**EXERCISE:** Pictures within the data are to be left out; everything else must be reproduced exactly.
#### RAW RECORDS
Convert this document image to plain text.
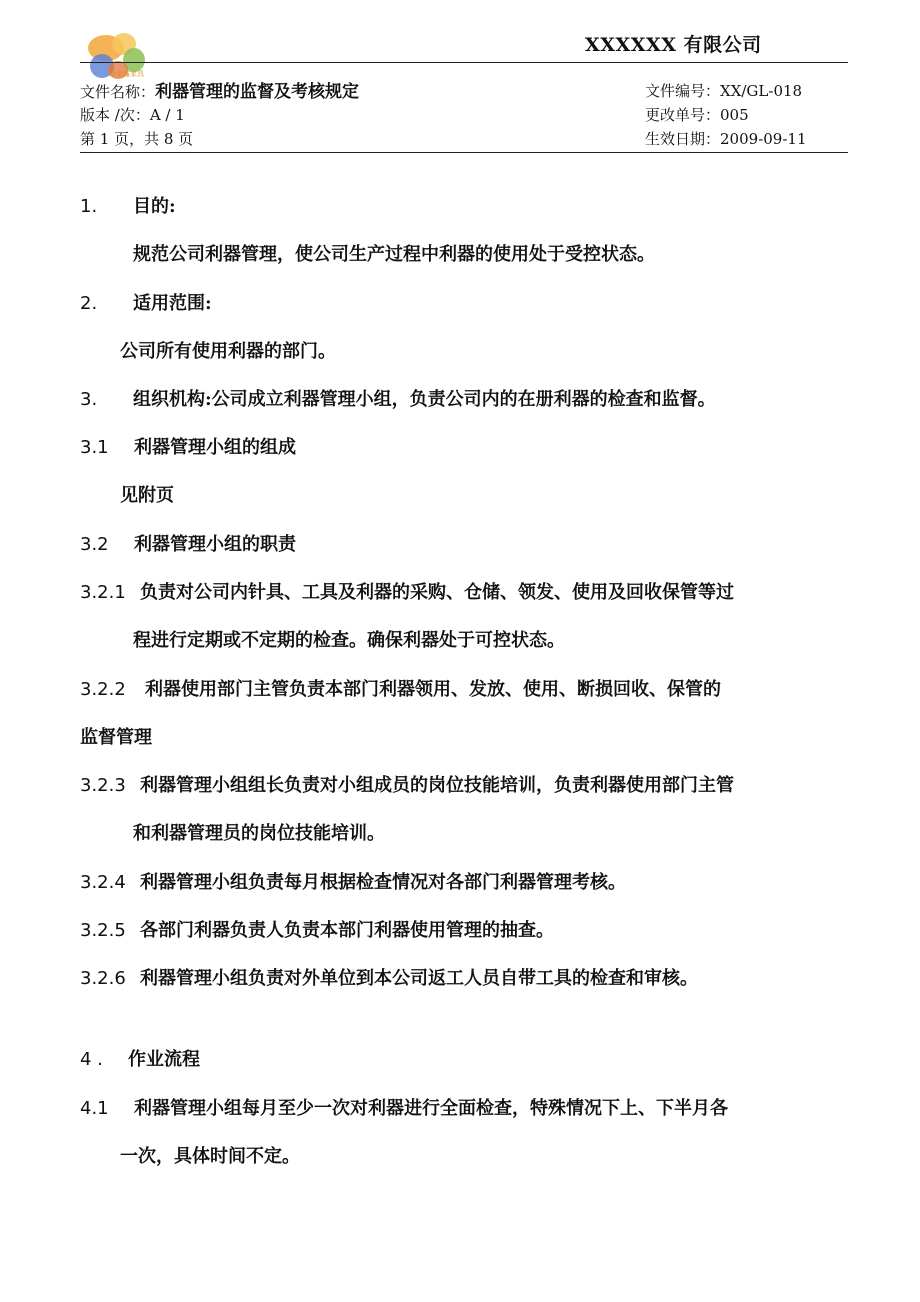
绿金鑫家具
XXXXXX 有限公司
文件名称：利器管理的监督及考核规定
版本 /次：A / 1
第 1 页，共 8 页
文件编号：XX/GL-018
更改单号：005
生效日期：2009-09-11
1. 目的:
规范公司利器管理，使公司生产过程中利器的使用处于受控状态。
2. 适用范围:
公司所有使用利器的部门。
3. 组织机构:公司成立利器管理小组，负责公司内的在册利器的检查和监督。
3.1 利器管理小组的组成
见附页
3.2 利器管理小组的职责
3.2.1 负责对公司内针具、工具及利器的采购、仓储、领发、使用及回收保管等过
程进行定期或不定期的检查。确保利器处于可控状态。
3.2.2 利器使用部门主管负责本部门利器领用、发放、使用、断损回收、保管的
监督管理
3.2.3 利器管理小组组长负责对小组成员的岗位技能培训，负责利器使用部门主管
和利器管理员的岗位技能培训。
3.2.4 利器管理小组负责每月根据检查情况对各部门利器管理考核。
3.2.5 各部门利器负责人负责本部门利器使用管理的抽查。
3.2.6 利器管理小组负责对外单位到本公司返工人员自带工具的检查和审核。
4 . 作业流程
4.1 利器管理小组每月至少一次对利器进行全面检查，特殊情况下上、下半月各
一次，具体时间不定。
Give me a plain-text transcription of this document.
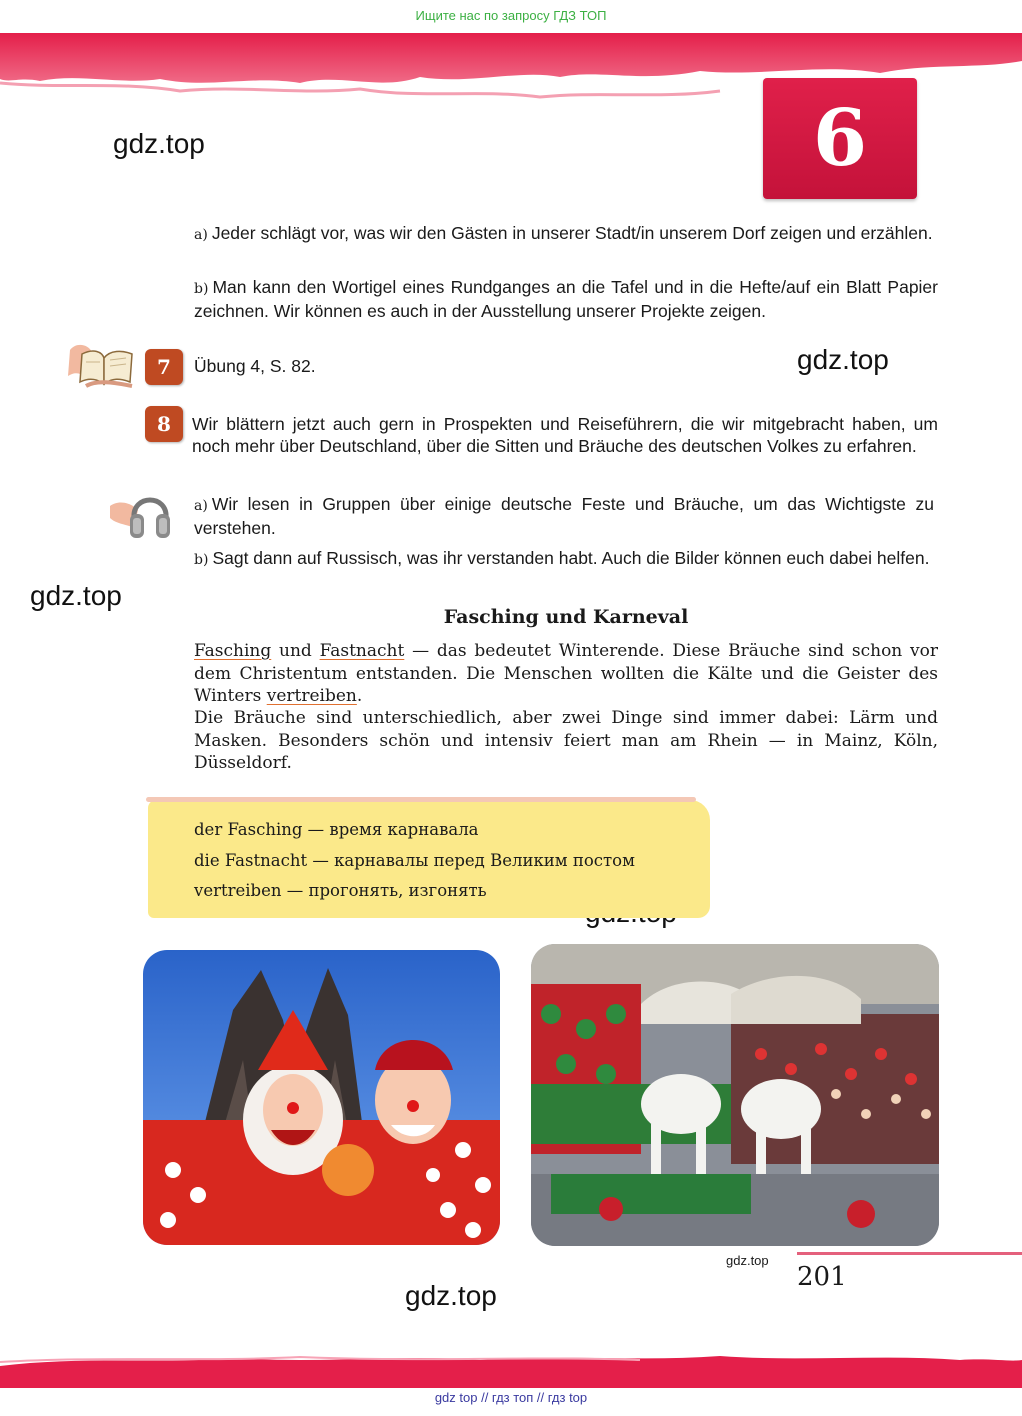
Ищите нас по запросу ГДЗ ТОП
6
gdz.top
gdz.top
gdz.top
gdz.top
a) Jeder schlägt vor, was wir den Gästen in unserer Stadt/in unserem Dorf zeigen und erzählen.
b) Man kann den Wortigel eines Rundganges an die Tafel und in die Hefte/auf ein Blatt Papier zeichnen. Wir können es auch in der Ausstellung unserer Projekte zeigen.
7	Übung 4, S. 82.
8	Wir blättern jetzt auch gern in Prospekten und Reiseführern, die wir mitgebracht haben, um noch mehr über Deutschland, über die Sitten und Bräuche des deutschen Volkes zu erfahren.
a) Wir lesen in Gruppen über einige deutsche Feste und Bräuche, um das Wichtigste zu verstehen.
b) Sagt dann auf Russisch, was ihr verstanden habt. Auch die Bilder können euch dabei helfen.
Fasching und Karneval
Fasching und Fastnacht — das bedeutet Winterende. Diese Bräuche sind schon vor dem Christentum entstanden. Die Menschen wollten die Kälte und die Geister des Winters vertreiben.
Die Bräuche sind unterschiedlich, aber zwei Dinge sind immer dabei: Lärm und Masken. Besonders schön und intensiv feiert man am Rhein — in Mainz, Köln, Düsseldorf.
der Fasching — время карнавала
die Fastnacht — карнавалы перед Великим постом
vertreiben — прогонять, изгонять
gdz.top
201
gdz top // гдз топ // гдз top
########
**ANSWER TO THE PROBLEM:**
Convert this document image to plain text.
绿金鑫家具
XXXXXX 有限公司
文件名称：利器管理的监督及考核规定
版本 /次：A / 1
第 1 页，共 8 页
文件编号：XX/GL-018
更改单号：005
生效日期：2009-09-11
1. 目的:
规范公司利器管理，使公司生产过程中利器的使用处于受控状态。
2. 适用范围:
公司所有使用利器的部门。
3. 组织机构:公司成立利器管理小组，负责公司内的在册利器的检查和监督。
3.1 利器管理小组的组成
见附页
3.2 利器管理小组的职责
3.2.1 负责对公司内针具、工具及利器的采购、仓储、领发、使用及回收保管等过
程进行定期或不定期的检查。确保利器处于可控状态。
3.2.2 利器使用部门主管负责本部门利器领用、发放、使用、断损回收、保管的
监督管理
3.2.3 利器管理小组组长负责对小组成员的岗位技能培训，负责利器使用部门主管
和利器管理员的岗位技能培训。
3.2.4 利器管理小组负责每月根据检查情况对各部门利器管理考核。
3.2.5 各部门利器负责人负责本部门利器使用管理的抽查。
3.2.6 利器管理小组负责对外单位到本公司返工人员自带工具的检查和审核。
4 . 作业流程
4.1 利器管理小组每月至少一次对利器进行全面检查，特殊情况下上、下半月各
一次，具体时间不定。
Give me a plain-text transcription of this document.
Ищите нас по запросу ГДЗ ТОП
6
gdz.top
gdz.top
gdz.top
gdz.top
a) Jeder schlägt vor, was wir den Gästen in unserer Stadt/in unserem Dorf zeigen und erzählen.
b) Man kann den Wortigel eines Rundganges an die Tafel und in die Hefte/auf ein Blatt Papier zeichnen. Wir können es auch in der Ausstellung unserer Projekte zeigen.
7	Übung 4, S. 82.
8	Wir blättern jetzt auch gern in Prospekten und Reiseführern, die wir mitgebracht haben, um noch mehr über Deutschland, über die Sitten und Bräuche des deutschen Volkes zu erfahren.
a) Wir lesen in Gruppen über einige deutsche Feste und Bräuche, um das Wichtigste zu verstehen.
b) Sagt dann auf Russisch, was ihr verstanden habt. Auch die Bilder können euch dabei helfen.
Fasching und Karneval
Fasching und Fastnacht — das bedeutet Winterende. Diese Bräuche sind schon vor dem Christentum entstanden. Die Menschen wollten die Kälte und die Geister des Winters vertreiben.
Die Bräuche sind unterschiedlich, aber zwei Dinge sind immer dabei: Lärm und Masken. Besonders schön und intensiv feiert man am Rhein — in Mainz, Köln, Düsseldorf.
der Fasching — время карнавала
die Fastnacht — карнавалы перед Великим постом
vertreiben — прогонять, изгонять
gdz.top
201
gdz top // гдз топ // гдз top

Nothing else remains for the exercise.